**Short task:** Please reproduce the items verbatim, from the beginning of the items through the line containing "112, 170, 148]", with both the first and last lines included.

**Data supplied:**
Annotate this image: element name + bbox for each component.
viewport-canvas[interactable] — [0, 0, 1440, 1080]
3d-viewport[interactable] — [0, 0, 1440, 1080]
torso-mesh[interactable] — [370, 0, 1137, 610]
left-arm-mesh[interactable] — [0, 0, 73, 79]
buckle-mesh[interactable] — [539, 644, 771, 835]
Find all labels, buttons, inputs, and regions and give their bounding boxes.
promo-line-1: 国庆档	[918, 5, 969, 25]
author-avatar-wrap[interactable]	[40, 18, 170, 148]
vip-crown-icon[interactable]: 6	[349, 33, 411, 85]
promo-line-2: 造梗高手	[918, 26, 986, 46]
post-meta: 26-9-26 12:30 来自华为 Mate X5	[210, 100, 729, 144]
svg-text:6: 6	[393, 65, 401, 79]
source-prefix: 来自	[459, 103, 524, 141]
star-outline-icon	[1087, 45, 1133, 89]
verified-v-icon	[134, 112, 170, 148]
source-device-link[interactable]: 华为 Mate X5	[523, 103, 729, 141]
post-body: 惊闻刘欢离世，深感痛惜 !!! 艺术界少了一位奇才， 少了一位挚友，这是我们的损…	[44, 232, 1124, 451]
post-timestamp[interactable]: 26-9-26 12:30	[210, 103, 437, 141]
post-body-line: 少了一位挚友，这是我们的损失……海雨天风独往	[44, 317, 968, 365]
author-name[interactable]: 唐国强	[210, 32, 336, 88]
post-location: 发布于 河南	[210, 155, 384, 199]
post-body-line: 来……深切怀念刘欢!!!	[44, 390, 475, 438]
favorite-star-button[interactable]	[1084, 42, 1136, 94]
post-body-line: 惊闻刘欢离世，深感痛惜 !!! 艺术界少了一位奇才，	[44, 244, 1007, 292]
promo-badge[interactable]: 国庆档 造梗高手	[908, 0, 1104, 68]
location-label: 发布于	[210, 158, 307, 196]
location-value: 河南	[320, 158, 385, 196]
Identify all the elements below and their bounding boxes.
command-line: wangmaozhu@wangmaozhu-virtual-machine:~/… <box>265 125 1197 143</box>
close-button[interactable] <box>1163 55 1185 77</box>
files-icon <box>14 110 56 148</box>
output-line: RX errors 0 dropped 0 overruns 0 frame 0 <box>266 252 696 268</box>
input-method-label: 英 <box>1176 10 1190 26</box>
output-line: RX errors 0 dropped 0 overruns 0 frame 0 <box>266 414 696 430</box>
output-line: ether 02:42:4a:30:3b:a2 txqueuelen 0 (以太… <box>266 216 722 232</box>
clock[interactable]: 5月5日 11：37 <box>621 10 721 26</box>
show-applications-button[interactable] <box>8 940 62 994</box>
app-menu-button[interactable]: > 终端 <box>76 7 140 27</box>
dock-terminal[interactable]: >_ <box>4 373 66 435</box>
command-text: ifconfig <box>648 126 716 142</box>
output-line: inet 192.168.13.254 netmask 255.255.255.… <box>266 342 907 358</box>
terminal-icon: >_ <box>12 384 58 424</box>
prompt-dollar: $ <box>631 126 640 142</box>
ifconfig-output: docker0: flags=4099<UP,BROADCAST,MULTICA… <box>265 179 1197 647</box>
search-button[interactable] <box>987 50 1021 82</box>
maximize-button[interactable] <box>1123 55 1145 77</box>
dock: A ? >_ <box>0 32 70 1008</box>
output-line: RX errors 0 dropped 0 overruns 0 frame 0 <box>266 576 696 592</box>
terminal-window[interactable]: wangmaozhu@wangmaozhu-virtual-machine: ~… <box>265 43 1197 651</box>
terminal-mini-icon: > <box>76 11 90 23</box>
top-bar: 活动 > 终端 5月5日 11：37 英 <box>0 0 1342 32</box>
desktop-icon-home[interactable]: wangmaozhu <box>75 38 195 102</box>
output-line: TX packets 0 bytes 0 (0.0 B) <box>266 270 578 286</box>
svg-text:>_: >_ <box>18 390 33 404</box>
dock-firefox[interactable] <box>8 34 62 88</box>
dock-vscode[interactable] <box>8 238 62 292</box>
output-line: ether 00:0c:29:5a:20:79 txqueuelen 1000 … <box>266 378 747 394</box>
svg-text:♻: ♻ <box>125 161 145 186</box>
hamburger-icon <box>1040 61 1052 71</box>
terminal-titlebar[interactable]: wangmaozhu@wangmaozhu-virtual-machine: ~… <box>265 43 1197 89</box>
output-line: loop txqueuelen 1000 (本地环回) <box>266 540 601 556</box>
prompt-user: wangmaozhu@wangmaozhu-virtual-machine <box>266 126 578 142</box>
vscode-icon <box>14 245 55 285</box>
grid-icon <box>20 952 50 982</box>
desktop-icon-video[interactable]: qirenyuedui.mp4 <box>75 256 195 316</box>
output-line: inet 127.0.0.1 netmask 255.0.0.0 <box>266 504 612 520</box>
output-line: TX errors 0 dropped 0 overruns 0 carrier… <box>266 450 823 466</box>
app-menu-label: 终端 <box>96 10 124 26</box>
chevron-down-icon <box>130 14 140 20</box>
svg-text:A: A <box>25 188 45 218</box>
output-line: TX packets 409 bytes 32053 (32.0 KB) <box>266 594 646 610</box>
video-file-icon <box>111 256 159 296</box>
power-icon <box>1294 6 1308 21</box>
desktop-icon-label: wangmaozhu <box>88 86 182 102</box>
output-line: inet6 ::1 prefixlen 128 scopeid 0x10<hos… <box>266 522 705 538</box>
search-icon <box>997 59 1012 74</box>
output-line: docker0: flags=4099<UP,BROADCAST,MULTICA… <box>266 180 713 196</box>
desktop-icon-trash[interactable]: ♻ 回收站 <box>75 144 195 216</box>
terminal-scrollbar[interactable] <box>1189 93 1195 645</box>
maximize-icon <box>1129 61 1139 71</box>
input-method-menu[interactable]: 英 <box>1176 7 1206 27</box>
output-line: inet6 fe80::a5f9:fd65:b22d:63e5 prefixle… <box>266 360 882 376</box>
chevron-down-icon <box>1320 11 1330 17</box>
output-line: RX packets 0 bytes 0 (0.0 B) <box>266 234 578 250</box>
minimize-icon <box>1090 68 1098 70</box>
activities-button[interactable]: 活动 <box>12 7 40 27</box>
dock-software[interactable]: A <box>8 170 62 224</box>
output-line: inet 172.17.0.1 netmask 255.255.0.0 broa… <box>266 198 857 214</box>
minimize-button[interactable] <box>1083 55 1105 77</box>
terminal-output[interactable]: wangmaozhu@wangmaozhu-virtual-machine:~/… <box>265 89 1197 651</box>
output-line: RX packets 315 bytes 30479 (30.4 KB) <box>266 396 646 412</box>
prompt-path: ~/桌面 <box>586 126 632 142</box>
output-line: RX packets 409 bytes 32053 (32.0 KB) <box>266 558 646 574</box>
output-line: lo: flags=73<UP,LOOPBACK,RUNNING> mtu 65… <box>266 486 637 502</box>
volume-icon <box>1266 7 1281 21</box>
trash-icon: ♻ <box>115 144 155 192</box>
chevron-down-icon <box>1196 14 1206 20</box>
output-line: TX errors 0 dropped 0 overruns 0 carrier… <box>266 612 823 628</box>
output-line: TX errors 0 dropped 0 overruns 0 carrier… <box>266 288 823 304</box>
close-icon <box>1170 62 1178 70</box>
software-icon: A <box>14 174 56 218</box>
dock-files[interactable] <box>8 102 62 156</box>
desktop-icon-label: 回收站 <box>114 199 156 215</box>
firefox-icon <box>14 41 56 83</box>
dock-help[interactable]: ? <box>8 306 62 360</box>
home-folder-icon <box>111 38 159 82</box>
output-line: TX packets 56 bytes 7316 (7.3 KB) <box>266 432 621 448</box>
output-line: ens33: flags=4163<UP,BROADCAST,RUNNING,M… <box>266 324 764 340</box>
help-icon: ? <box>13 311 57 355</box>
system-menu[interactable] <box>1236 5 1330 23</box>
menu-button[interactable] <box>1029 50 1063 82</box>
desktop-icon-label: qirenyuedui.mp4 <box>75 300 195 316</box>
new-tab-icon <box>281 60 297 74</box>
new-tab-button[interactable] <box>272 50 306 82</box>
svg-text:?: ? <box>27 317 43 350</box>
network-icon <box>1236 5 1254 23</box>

**Exercise answer:**
Annotate this image: element name + bbox for each component.
viewport-canvas[interactable] — [0, 0, 1440, 1080]
3d-viewport[interactable] — [0, 0, 1440, 1080]
torso-mesh[interactable] — [370, 0, 1137, 610]
left-arm-mesh[interactable] — [0, 0, 73, 79]
buckle-mesh[interactable] — [539, 644, 771, 835]
Find all labels, buttons, inputs, and regions and give their bounding boxes.
promo-line-1: 国庆档	[918, 5, 969, 25]
author-avatar-wrap[interactable]	[40, 18, 170, 148]
vip-crown-icon[interactable]: 6	[349, 33, 411, 85]
promo-line-2: 造梗高手	[918, 26, 986, 46]
post-meta: 26-9-26 12:30 来自华为 Mate X5	[210, 100, 729, 144]
svg-text:6: 6	[393, 65, 401, 79]
source-prefix: 来自	[459, 103, 524, 141]
star-outline-icon	[1087, 45, 1133, 89]
verified-v-icon	[134, 112, 170, 148]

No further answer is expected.